Each record below should be repeated precisely as written.
═════ Records for processing ═════
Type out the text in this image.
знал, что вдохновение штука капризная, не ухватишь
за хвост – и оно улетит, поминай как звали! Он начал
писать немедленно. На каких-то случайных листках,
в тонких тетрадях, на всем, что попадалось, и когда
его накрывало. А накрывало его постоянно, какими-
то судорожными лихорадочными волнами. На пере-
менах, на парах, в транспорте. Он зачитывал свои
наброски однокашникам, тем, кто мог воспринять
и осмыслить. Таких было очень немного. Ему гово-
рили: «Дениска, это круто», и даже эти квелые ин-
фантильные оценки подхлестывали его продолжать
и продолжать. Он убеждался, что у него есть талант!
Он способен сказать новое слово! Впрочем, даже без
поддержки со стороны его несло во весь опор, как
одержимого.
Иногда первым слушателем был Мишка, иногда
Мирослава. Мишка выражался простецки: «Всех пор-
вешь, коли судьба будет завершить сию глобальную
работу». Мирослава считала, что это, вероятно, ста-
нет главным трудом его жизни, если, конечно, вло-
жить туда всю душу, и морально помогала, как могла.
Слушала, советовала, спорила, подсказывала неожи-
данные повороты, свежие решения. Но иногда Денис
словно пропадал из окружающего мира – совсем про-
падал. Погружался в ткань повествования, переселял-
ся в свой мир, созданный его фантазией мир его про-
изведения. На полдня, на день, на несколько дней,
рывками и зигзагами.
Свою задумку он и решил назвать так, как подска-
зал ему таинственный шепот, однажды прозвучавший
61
═════
■ Task answer:
Type out the text in this image.
знал, что вдохновение штука капризная, не ухватишь
за хвост – и оно улетит, поминай как звали! Он начал
писать немедленно. На каких-то случайных листках,
в тонких тетрадях, на всем, что попадалось, и когда
его накрывало. А накрывало его постоянно, какими-
то судорожными лихорадочными волнами. На пере-
менах, на парах, в транспорте. Он зачитывал свои
наброски однокашникам, тем, кто мог воспринять
и осмыслить. Таких было очень немного. Ему гово-
рили: «Дениска, это круто», и даже эти квелые ин-
фантильные оценки подхлестывали его продолжать
и продолжать. Он убеждался, что у него есть талант!
Он способен сказать новое слово! Впрочем, даже без
поддержки со стороны его несло во весь опор, как
одержимого.
Иногда первым слушателем был Мишка, иногда
Мирослава. Мишка выражался простецки: «Всех пор-
вешь, коли судьба будет завершить сию глобальную
работу». Мирослава считала, что это, вероятно, ста-
нет главным трудом его жизни, если, конечно, вло-
жить туда всю душу, и морально помогала, как могла.
Слушала, советовала, спорила, подсказывала неожи-
данные повороты, свежие решения. Но иногда Денис
словно пропадал из окружающего мира – совсем про-
падал. Погружался в ткань повествования, переселял-
ся в свой мир, созданный его фантазией мир его про-
изведения. На полдня, на день, на несколько дней,
рывками и зигзагами.
Свою задумку он и решил назвать так, как подска-
зал ему таинственный шепот, однажды прозвучавший
61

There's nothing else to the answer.